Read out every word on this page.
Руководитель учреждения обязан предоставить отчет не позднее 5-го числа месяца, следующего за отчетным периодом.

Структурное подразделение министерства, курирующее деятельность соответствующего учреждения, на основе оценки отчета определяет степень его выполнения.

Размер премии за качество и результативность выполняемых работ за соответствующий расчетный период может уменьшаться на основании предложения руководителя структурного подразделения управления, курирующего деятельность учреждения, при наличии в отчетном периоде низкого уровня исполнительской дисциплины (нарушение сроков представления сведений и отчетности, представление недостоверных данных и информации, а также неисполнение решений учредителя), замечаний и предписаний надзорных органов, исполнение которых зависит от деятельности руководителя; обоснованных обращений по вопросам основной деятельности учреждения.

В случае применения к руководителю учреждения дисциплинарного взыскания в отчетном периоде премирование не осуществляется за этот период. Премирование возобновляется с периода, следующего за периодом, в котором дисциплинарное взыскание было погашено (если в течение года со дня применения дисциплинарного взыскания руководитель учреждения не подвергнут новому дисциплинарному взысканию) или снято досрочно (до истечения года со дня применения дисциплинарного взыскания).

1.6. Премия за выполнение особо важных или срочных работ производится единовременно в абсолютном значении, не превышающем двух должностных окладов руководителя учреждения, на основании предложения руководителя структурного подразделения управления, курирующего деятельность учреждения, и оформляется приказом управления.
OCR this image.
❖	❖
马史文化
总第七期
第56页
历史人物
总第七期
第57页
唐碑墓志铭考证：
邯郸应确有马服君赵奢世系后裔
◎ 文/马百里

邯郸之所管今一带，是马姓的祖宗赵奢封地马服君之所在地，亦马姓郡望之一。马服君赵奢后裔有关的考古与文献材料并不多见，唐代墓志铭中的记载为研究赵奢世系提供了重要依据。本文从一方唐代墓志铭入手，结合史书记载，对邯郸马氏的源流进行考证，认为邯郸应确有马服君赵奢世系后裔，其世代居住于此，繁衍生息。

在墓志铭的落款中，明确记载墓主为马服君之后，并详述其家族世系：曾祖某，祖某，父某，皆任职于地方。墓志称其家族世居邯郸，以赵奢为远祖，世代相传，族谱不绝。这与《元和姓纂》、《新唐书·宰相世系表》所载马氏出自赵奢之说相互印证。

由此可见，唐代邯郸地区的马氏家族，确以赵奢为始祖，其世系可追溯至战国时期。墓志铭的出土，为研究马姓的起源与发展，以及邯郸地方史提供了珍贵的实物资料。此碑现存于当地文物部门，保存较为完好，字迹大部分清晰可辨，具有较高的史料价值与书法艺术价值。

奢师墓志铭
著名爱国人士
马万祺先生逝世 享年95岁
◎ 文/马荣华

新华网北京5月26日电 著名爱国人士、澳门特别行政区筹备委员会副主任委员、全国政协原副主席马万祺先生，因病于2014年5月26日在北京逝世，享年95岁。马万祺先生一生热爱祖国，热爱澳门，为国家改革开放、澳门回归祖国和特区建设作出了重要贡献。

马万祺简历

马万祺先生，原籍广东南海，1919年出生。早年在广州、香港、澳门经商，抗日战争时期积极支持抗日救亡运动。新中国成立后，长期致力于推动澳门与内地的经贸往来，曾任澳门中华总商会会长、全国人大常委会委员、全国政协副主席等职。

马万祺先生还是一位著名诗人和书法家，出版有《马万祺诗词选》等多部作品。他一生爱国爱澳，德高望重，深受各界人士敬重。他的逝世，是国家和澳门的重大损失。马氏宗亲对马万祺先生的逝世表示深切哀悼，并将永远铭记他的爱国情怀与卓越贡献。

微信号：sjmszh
# # # # # # #
What to produce
Go through the listing above and restate it word for word.

Solved exercise
Read out every word on this page.
Руководитель учреждения обязан предоставить отчет не позднее 5-го числа месяца, следующего за отчетным периодом.

Структурное подразделение министерства, курирующее деятельность соответствующего учреждения, на основе оценки отчета определяет степень его выполнения.

Размер премии за качество и результативность выполняемых работ за соответствующий расчетный период может уменьшаться на основании предложения руководителя структурного подразделения управления, курирующего деятельность учреждения, при наличии в отчетном периоде низкого уровня исполнительской дисциплины (нарушение сроков представления сведений и отчетности, представление недостоверных данных и информации, а также неисполнение решений учредителя), замечаний и предписаний надзорных органов, исполнение которых зависит от деятельности руководителя; обоснованных обращений по вопросам основной деятельности учреждения.

В случае применения к руководителю учреждения дисциплинарного взыскания в отчетном периоде премирование не осуществляется за этот период. Премирование возобновляется с периода, следующего за периодом, в котором дисциплинарное взыскание было погашено (если в течение года со дня применения дисциплинарного взыскания руководитель учреждения не подвергнут новому дисциплинарному взысканию) или снято досрочно (до истечения года со дня применения дисциплинарного взыскания).

1.6. Премия за выполнение особо важных или срочных работ производится единовременно в абсолютном значении, не превышающем двух должностных окладов руководителя учреждения, на основании предложения руководителя структурного подразделения управления, курирующего деятельность учреждения, и оформляется приказом управления.
OCR this image.
❖	❖
马史文化
总第七期
第56页
历史人物
总第七期
第57页
唐碑墓志铭考证：
邯郸应确有马服君赵奢世系后裔
◎ 文/马百里

邯郸之所管今一带，是马姓的祖宗赵奢封地马服君之所在地，亦马姓郡望之一。马服君赵奢后裔有关的考古与文献材料并不多见，唐代墓志铭中的记载为研究赵奢世系提供了重要依据。本文从一方唐代墓志铭入手，结合史书记载，对邯郸马氏的源流进行考证，认为邯郸应确有马服君赵奢世系后裔，其世代居住于此，繁衍生息。

在墓志铭的落款中，明确记载墓主为马服君之后，并详述其家族世系：曾祖某，祖某，父某，皆任职于地方。墓志称其家族世居邯郸，以赵奢为远祖，世代相传，族谱不绝。这与《元和姓纂》、《新唐书·宰相世系表》所载马氏出自赵奢之说相互印证。

由此可见，唐代邯郸地区的马氏家族，确以赵奢为始祖，其世系可追溯至战国时期。墓志铭的出土，为研究马姓的起源与发展，以及邯郸地方史提供了珍贵的实物资料。此碑现存于当地文物部门，保存较为完好，字迹大部分清晰可辨，具有较高的史料价值与书法艺术价值。

奢师墓志铭
著名爱国人士
马万祺先生逝世 享年95岁
◎ 文/马荣华

新华网北京5月26日电 著名爱国人士、澳门特别行政区筹备委员会副主任委员、全国政协原副主席马万祺先生，因病于2014年5月26日在北京逝世，享年95岁。马万祺先生一生热爱祖国，热爱澳门，为国家改革开放、澳门回归祖国和特区建设作出了重要贡献。

马万祺简历

马万祺先生，原籍广东南海，1919年出生。早年在广州、香港、澳门经商，抗日战争时期积极支持抗日救亡运动。新中国成立后，长期致力于推动澳门与内地的经贸往来，曾任澳门中华总商会会长、全国人大常委会委员、全国政协副主席等职。

马万祺先生还是一位著名诗人和书法家，出版有《马万祺诗词选》等多部作品。他一生爱国爱澳，德高望重，深受各界人士敬重。他的逝世，是国家和澳门的重大损失。马氏宗亲对马万祺先生的逝世表示深切哀悼，并将永远铭记他的爱国情怀与卓越贡献。

微信号：sjmszh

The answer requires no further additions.